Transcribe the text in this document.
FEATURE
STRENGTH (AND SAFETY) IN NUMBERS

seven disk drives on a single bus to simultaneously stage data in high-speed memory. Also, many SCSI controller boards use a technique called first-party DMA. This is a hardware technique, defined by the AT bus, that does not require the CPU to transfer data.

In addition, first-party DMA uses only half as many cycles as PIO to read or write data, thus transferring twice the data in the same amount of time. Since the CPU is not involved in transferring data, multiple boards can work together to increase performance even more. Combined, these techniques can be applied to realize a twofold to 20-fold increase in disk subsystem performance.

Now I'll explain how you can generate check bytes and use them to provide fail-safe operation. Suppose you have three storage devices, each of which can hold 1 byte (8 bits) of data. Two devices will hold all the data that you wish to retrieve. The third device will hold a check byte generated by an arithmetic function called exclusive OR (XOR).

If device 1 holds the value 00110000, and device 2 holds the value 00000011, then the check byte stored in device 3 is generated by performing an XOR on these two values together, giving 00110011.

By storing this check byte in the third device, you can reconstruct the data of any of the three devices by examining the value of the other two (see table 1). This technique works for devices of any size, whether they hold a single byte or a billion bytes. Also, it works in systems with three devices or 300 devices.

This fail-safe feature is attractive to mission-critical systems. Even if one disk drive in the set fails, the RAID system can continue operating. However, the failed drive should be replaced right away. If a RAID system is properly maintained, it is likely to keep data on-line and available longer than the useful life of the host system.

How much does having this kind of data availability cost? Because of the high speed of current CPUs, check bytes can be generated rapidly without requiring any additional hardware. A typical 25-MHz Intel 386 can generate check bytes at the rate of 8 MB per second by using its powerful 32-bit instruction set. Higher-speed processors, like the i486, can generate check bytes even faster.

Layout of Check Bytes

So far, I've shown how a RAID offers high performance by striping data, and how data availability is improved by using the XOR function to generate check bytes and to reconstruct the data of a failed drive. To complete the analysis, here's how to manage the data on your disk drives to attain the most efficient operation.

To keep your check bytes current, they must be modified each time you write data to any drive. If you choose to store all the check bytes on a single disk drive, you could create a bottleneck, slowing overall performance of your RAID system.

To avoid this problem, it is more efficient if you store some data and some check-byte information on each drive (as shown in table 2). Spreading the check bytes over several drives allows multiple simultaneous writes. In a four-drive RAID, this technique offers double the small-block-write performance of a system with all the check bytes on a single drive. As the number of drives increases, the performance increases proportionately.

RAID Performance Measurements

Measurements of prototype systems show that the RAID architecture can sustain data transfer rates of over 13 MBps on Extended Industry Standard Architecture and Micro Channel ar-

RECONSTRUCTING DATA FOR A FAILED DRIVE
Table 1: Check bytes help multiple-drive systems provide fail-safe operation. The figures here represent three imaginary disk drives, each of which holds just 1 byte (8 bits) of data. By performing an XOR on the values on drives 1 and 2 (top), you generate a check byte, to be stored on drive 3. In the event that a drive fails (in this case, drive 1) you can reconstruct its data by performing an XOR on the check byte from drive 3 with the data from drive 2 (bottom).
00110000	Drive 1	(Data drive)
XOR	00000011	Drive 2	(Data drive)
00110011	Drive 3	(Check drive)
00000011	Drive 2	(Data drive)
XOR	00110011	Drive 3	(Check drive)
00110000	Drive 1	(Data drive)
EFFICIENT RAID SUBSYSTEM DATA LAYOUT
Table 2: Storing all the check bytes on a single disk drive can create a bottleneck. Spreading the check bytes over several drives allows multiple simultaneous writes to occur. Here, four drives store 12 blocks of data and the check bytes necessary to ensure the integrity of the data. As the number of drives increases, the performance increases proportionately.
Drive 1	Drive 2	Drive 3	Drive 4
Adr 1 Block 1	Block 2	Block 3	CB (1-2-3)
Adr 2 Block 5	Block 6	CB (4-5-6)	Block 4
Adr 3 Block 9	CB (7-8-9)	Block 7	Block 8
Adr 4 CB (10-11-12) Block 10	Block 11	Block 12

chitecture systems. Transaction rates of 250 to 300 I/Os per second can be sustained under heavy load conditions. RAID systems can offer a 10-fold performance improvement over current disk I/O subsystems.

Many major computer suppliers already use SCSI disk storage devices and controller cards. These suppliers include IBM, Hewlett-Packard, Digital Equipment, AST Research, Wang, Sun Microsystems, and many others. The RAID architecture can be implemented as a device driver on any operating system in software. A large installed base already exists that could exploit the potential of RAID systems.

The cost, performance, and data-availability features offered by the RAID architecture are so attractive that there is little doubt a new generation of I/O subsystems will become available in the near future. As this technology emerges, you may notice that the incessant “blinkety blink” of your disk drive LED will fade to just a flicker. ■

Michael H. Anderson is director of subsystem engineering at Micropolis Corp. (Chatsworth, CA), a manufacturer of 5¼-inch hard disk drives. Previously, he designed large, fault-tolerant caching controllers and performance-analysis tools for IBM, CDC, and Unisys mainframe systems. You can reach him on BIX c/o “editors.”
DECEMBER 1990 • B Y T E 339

Required work —
Print the whole listing exactly as it is.

Right answer —
Transcribe the text in this document.
FEATURE
STRENGTH (AND SAFETY) IN NUMBERS

seven disk drives on a single bus to simultaneously stage data in high-speed memory. Also, many SCSI controller boards use a technique called first-party DMA. This is a hardware technique, defined by the AT bus, that does not require the CPU to transfer data.

In addition, first-party DMA uses only half as many cycles as PIO to read or write data, thus transferring twice the data in the same amount of time. Since the CPU is not involved in transferring data, multiple boards can work together to increase performance even more. Combined, these techniques can be applied to realize a twofold to 20-fold increase in disk subsystem performance.

Now I'll explain how you can generate check bytes and use them to provide fail-safe operation. Suppose you have three storage devices, each of which can hold 1 byte (8 bits) of data. Two devices will hold all the data that you wish to retrieve. The third device will hold a check byte generated by an arithmetic function called exclusive OR (XOR).

If device 1 holds the value 00110000, and device 2 holds the value 00000011, then the check byte stored in device 3 is generated by performing an XOR on these two values together, giving 00110011.

By storing this check byte in the third device, you can reconstruct the data of any of the three devices by examining the value of the other two (see table 1). This technique works for devices of any size, whether they hold a single byte or a billion bytes. Also, it works in systems with three devices or 300 devices.

This fail-safe feature is attractive to mission-critical systems. Even if one disk drive in the set fails, the RAID system can continue operating. However, the failed drive should be replaced right away. If a RAID system is properly maintained, it is likely to keep data on-line and available longer than the useful life of the host system.

How much does having this kind of data availability cost? Because of the high speed of current CPUs, check bytes can be generated rapidly without requiring any additional hardware. A typical 25-MHz Intel 386 can generate check bytes at the rate of 8 MB per second by using its powerful 32-bit instruction set. Higher-speed processors, like the i486, can generate check bytes even faster.

Layout of Check Bytes

So far, I've shown how a RAID offers high performance by striping data, and how data availability is improved by using the XOR function to generate check bytes and to reconstruct the data of a failed drive. To complete the analysis, here's how to manage the data on your disk drives to attain the most efficient operation.

To keep your check bytes current, they must be modified each time you write data to any drive. If you choose to store all the check bytes on a single disk drive, you could create a bottleneck, slowing overall performance of your RAID system.

To avoid this problem, it is more efficient if you store some data and some check-byte information on each drive (as shown in table 2). Spreading the check bytes over several drives allows multiple simultaneous writes. In a four-drive RAID, this technique offers double the small-block-write performance of a system with all the check bytes on a single drive. As the number of drives increases, the performance increases proportionately.

RAID Performance Measurements

Measurements of prototype systems show that the RAID architecture can sustain data transfer rates of over 13 MBps on Extended Industry Standard Architecture and Micro Channel ar-

RECONSTRUCTING DATA FOR A FAILED DRIVE
Table 1: Check bytes help multiple-drive systems provide fail-safe operation. The figures here represent three imaginary disk drives, each of which holds just 1 byte (8 bits) of data. By performing an XOR on the values on drives 1 and 2 (top), you generate a check byte, to be stored on drive 3. In the event that a drive fails (in this case, drive 1) you can reconstruct its data by performing an XOR on the check byte from drive 3 with the data from drive 2 (bottom).
00110000	Drive 1	(Data drive)
XOR	00000011	Drive 2	(Data drive)
00110011	Drive 3	(Check drive)
00000011	Drive 2	(Data drive)
XOR	00110011	Drive 3	(Check drive)
00110000	Drive 1	(Data drive)
EFFICIENT RAID SUBSYSTEM DATA LAYOUT
Table 2: Storing all the check bytes on a single disk drive can create a bottleneck. Spreading the check bytes over several drives allows multiple simultaneous writes to occur. Here, four drives store 12 blocks of data and the check bytes necessary to ensure the integrity of the data. As the number of drives increases, the performance increases proportionately.
Drive 1	Drive 2	Drive 3	Drive 4
Adr 1 Block 1	Block 2	Block 3	CB (1-2-3)
Adr 2 Block 5	Block 6	CB (4-5-6)	Block 4
Adr 3 Block 9	CB (7-8-9)	Block 7	Block 8
Adr 4 CB (10-11-12) Block 10	Block 11	Block 12

chitecture systems. Transaction rates of 250 to 300 I/Os per second can be sustained under heavy load conditions. RAID systems can offer a 10-fold performance improvement over current disk I/O subsystems.

Many major computer suppliers already use SCSI disk storage devices and controller cards. These suppliers include IBM, Hewlett-Packard, Digital Equipment, AST Research, Wang, Sun Microsystems, and many others. The RAID architecture can be implemented as a device driver on any operating system in software. A large installed base already exists that could exploit the potential of RAID systems.

The cost, performance, and data-availability features offered by the RAID architecture are so attractive that there is little doubt a new generation of I/O subsystems will become available in the near future. As this technology emerges, you may notice that the incessant “blinkety blink” of your disk drive LED will fade to just a flicker. ■

Michael H. Anderson is director of subsystem engineering at Micropolis Corp. (Chatsworth, CA), a manufacturer of 5¼-inch hard disk drives. Previously, he designed large, fault-tolerant caching controllers and performance-analysis tools for IBM, CDC, and Unisys mainframe systems. You can reach him on BIX c/o “editors.”
DECEMBER 1990 • B Y T E 339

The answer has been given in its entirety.